*Short exercise*.
Reproduce all of the data word for word.

::::::

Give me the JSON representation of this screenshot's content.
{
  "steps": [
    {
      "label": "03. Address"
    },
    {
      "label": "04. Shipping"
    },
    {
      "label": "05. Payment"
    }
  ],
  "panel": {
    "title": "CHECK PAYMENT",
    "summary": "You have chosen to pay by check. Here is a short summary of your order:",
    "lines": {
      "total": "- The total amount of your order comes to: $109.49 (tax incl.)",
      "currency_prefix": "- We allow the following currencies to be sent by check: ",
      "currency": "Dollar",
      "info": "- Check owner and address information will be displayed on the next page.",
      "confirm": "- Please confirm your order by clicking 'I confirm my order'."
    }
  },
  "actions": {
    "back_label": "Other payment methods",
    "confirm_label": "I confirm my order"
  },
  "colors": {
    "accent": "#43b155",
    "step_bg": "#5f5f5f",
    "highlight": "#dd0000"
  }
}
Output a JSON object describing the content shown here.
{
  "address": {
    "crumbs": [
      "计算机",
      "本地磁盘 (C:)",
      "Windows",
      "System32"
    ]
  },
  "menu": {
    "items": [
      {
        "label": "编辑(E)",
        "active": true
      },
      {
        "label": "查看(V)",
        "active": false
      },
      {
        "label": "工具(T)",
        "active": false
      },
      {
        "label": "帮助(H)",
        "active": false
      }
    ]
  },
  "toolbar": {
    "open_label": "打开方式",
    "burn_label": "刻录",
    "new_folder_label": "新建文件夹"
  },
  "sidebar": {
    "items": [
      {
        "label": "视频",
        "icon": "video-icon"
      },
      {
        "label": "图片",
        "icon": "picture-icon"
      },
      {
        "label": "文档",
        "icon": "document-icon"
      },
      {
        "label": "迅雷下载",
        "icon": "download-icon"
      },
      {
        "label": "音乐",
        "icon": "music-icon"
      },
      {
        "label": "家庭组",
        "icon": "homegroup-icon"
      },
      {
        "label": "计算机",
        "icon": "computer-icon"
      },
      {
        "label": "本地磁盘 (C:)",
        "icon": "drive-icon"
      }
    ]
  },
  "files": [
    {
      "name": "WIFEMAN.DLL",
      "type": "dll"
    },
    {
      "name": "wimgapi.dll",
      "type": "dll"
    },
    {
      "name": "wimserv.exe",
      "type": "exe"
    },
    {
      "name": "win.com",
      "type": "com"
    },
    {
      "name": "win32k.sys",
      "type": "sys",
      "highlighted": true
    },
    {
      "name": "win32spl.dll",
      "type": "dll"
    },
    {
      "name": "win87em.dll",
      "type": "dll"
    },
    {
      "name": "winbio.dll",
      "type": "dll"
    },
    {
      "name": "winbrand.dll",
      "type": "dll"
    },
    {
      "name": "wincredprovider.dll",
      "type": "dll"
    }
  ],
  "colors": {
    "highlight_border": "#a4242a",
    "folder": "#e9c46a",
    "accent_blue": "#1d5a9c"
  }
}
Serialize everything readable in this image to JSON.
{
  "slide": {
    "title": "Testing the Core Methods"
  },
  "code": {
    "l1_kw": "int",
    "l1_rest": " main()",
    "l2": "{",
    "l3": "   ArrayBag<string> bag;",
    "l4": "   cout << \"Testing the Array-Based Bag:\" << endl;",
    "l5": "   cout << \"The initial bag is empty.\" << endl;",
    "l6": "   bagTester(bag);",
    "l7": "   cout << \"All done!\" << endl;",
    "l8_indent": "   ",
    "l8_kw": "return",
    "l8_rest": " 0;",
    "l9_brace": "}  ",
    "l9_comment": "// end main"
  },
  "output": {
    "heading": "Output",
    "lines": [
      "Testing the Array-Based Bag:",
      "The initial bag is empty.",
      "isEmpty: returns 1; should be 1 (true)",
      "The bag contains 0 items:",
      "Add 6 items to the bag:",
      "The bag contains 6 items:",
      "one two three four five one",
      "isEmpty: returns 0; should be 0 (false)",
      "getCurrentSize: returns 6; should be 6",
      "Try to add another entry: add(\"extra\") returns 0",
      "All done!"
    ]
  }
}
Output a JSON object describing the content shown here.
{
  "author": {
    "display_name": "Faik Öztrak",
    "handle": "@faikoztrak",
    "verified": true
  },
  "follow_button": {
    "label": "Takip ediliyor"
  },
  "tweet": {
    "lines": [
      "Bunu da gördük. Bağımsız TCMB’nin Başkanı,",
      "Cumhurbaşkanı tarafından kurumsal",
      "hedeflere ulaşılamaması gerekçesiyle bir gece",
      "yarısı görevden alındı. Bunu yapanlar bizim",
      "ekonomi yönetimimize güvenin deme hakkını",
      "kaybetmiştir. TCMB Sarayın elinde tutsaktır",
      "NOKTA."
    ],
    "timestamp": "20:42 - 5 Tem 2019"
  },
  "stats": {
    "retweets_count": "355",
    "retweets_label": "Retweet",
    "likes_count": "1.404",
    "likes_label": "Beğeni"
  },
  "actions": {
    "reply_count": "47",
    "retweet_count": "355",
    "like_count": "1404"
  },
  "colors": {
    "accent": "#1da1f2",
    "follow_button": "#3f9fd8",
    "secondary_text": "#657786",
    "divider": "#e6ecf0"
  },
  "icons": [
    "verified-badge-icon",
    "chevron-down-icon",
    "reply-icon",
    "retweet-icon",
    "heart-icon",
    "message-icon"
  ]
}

::::::

*Exercise result*.
Give me the JSON representation of this screenshot's content.
{
  "steps": [
    {
      "label": "03. Address"
    },
    {
      "label": "04. Shipping"
    },
    {
      "label": "05. Payment"
    }
  ],
  "panel": {
    "title": "CHECK PAYMENT",
    "summary": "You have chosen to pay by check. Here is a short summary of your order:",
    "lines": {
      "total": "- The total amount of your order comes to: $109.49 (tax incl.)",
      "currency_prefix": "- We allow the following currencies to be sent by check: ",
      "currency": "Dollar",
      "info": "- Check owner and address information will be displayed on the next page.",
      "confirm": "- Please confirm your order by clicking 'I confirm my order'."
    }
  },
  "actions": {
    "back_label": "Other payment methods",
    "confirm_label": "I confirm my order"
  },
  "colors": {
    "accent": "#43b155",
    "step_bg": "#5f5f5f",
    "highlight": "#dd0000"
  }
}
Output a JSON object describing the content shown here.
{
  "address": {
    "crumbs": [
      "计算机",
      "本地磁盘 (C:)",
      "Windows",
      "System32"
    ]
  },
  "menu": {
    "items": [
      {
        "label": "编辑(E)",
        "active": true
      },
      {
        "label": "查看(V)",
        "active": false
      },
      {
        "label": "工具(T)",
        "active": false
      },
      {
        "label": "帮助(H)",
        "active": false
      }
    ]
  },
  "toolbar": {
    "open_label": "打开方式",
    "burn_label": "刻录",
    "new_folder_label": "新建文件夹"
  },
  "sidebar": {
    "items": [
      {
        "label": "视频",
        "icon": "video-icon"
      },
      {
        "label": "图片",
        "icon": "picture-icon"
      },
      {
        "label": "文档",
        "icon": "document-icon"
      },
      {
        "label": "迅雷下载",
        "icon": "download-icon"
      },
      {
        "label": "音乐",
        "icon": "music-icon"
      },
      {
        "label": "家庭组",
        "icon": "homegroup-icon"
      },
      {
        "label": "计算机",
        "icon": "computer-icon"
      },
      {
        "label": "本地磁盘 (C:)",
        "icon": "drive-icon"
      }
    ]
  },
  "files": [
    {
      "name": "WIFEMAN.DLL",
      "type": "dll"
    },
    {
      "name": "wimgapi.dll",
      "type": "dll"
    },
    {
      "name": "wimserv.exe",
      "type": "exe"
    },
    {
      "name": "win.com",
      "type": "com"
    },
    {
      "name": "win32k.sys",
      "type": "sys",
      "highlighted": true
    },
    {
      "name": "win32spl.dll",
      "type": "dll"
    },
    {
      "name": "win87em.dll",
      "type": "dll"
    },
    {
      "name": "winbio.dll",
      "type": "dll"
    },
    {
      "name": "winbrand.dll",
      "type": "dll"
    },
    {
      "name": "wincredprovider.dll",
      "type": "dll"
    }
  ],
  "colors": {
    "highlight_border": "#a4242a",
    "folder": "#e9c46a",
    "accent_blue": "#1d5a9c"
  }
}
Serialize everything readable in this image to JSON.
{
  "slide": {
    "title": "Testing the Core Methods"
  },
  "code": {
    "l1_kw": "int",
    "l1_rest": " main()",
    "l2": "{",
    "l3": "   ArrayBag<string> bag;",
    "l4": "   cout << \"Testing the Array-Based Bag:\" << endl;",
    "l5": "   cout << \"The initial bag is empty.\" << endl;",
    "l6": "   bagTester(bag);",
    "l7": "   cout << \"All done!\" << endl;",
    "l8_indent": "   ",
    "l8_kw": "return",
    "l8_rest": " 0;",
    "l9_brace": "}  ",
    "l9_comment": "// end main"
  },
  "output": {
    "heading": "Output",
    "lines": [
      "Testing the Array-Based Bag:",
      "The initial bag is empty.",
      "isEmpty: returns 1; should be 1 (true)",
      "The bag contains 0 items:",
      "Add 6 items to the bag:",
      "The bag contains 6 items:",
      "one two three four five one",
      "isEmpty: returns 0; should be 0 (false)",
      "getCurrentSize: returns 6; should be 6",
      "Try to add another entry: add(\"extra\") returns 0",
      "All done!"
    ]
  }
}
Output a JSON object describing the content shown here.
{
  "author": {
    "display_name": "Faik Öztrak",
    "handle": "@faikoztrak",
    "verified": true
  },
  "follow_button": {
    "label": "Takip ediliyor"
  },
  "tweet": {
    "lines": [
      "Bunu da gördük. Bağımsız TCMB’nin Başkanı,",
      "Cumhurbaşkanı tarafından kurumsal",
      "hedeflere ulaşılamaması gerekçesiyle bir gece",
      "yarısı görevden alındı. Bunu yapanlar bizim",
      "ekonomi yönetimimize güvenin deme hakkını",
      "kaybetmiştir. TCMB Sarayın elinde tutsaktır",
      "NOKTA."
    ],
    "timestamp": "20:42 - 5 Tem 2019"
  },
  "stats": {
    "retweets_count": "355",
    "retweets_label": "Retweet",
    "likes_count": "1.404",
    "likes_label": "Beğeni"
  },
  "actions": {
    "reply_count": "47",
    "retweet_count": "355",
    "like_count": "1404"
  },
  "colors": {
    "accent": "#1da1f2",
    "follow_button": "#3f9fd8",
    "secondary_text": "#657786",
    "divider": "#e6ecf0"
  },
  "icons": [
    "verified-badge-icon",
    "chevron-down-icon",
    "reply-icon",
    "retweet-icon",
    "heart-icon",
    "message-icon"
  ]
}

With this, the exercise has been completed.